All of the data needs to be repeated exactly.

┌─ Records for this exercise

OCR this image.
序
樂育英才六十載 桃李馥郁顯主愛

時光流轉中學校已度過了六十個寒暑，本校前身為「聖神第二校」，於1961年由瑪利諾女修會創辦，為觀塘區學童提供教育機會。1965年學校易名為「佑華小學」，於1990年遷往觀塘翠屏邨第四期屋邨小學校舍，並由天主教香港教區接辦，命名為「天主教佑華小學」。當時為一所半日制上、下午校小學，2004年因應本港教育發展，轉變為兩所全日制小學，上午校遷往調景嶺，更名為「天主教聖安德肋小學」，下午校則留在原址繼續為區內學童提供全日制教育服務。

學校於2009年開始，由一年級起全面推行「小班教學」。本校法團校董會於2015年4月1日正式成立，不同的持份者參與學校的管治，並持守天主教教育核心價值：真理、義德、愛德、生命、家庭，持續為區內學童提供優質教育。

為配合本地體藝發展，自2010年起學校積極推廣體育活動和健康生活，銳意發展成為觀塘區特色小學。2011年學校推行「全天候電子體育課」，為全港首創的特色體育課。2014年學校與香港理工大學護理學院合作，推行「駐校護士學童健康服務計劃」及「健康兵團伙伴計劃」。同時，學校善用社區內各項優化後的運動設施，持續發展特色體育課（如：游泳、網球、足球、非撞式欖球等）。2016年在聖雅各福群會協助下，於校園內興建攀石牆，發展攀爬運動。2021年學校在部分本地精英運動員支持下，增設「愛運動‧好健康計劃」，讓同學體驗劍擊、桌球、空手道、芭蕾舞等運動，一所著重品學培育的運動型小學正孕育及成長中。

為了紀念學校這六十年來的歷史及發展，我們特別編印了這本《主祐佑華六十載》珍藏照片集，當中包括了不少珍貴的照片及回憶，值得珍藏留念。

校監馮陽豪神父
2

└─

Answer to the exercise:
OCR this image.
序
樂育英才六十載 桃李馥郁顯主愛

時光流轉中學校已度過了六十個寒暑，本校前身為「聖神第二校」，於1961年由瑪利諾女修會創辦，為觀塘區學童提供教育機會。1965年學校易名為「佑華小學」，於1990年遷往觀塘翠屏邨第四期屋邨小學校舍，並由天主教香港教區接辦，命名為「天主教佑華小學」。當時為一所半日制上、下午校小學，2004年因應本港教育發展，轉變為兩所全日制小學，上午校遷往調景嶺，更名為「天主教聖安德肋小學」，下午校則留在原址繼續為區內學童提供全日制教育服務。

學校於2009年開始，由一年級起全面推行「小班教學」。本校法團校董會於2015年4月1日正式成立，不同的持份者參與學校的管治，並持守天主教教育核心價值：真理、義德、愛德、生命、家庭，持續為區內學童提供優質教育。

為配合本地體藝發展，自2010年起學校積極推廣體育活動和健康生活，銳意發展成為觀塘區特色小學。2011年學校推行「全天候電子體育課」，為全港首創的特色體育課。2014年學校與香港理工大學護理學院合作，推行「駐校護士學童健康服務計劃」及「健康兵團伙伴計劃」。同時，學校善用社區內各項優化後的運動設施，持續發展特色體育課（如：游泳、網球、足球、非撞式欖球等）。2016年在聖雅各福群會協助下，於校園內興建攀石牆，發展攀爬運動。2021年學校在部分本地精英運動員支持下，增設「愛運動‧好健康計劃」，讓同學體驗劍擊、桌球、空手道、芭蕾舞等運動，一所著重品學培育的運動型小學正孕育及成長中。

為了紀念學校這六十年來的歷史及發展，我們特別編印了這本《主祐佑華六十載》珍藏照片集，當中包括了不少珍貴的照片及回憶，值得珍藏留念。

校監馮陽豪神父
2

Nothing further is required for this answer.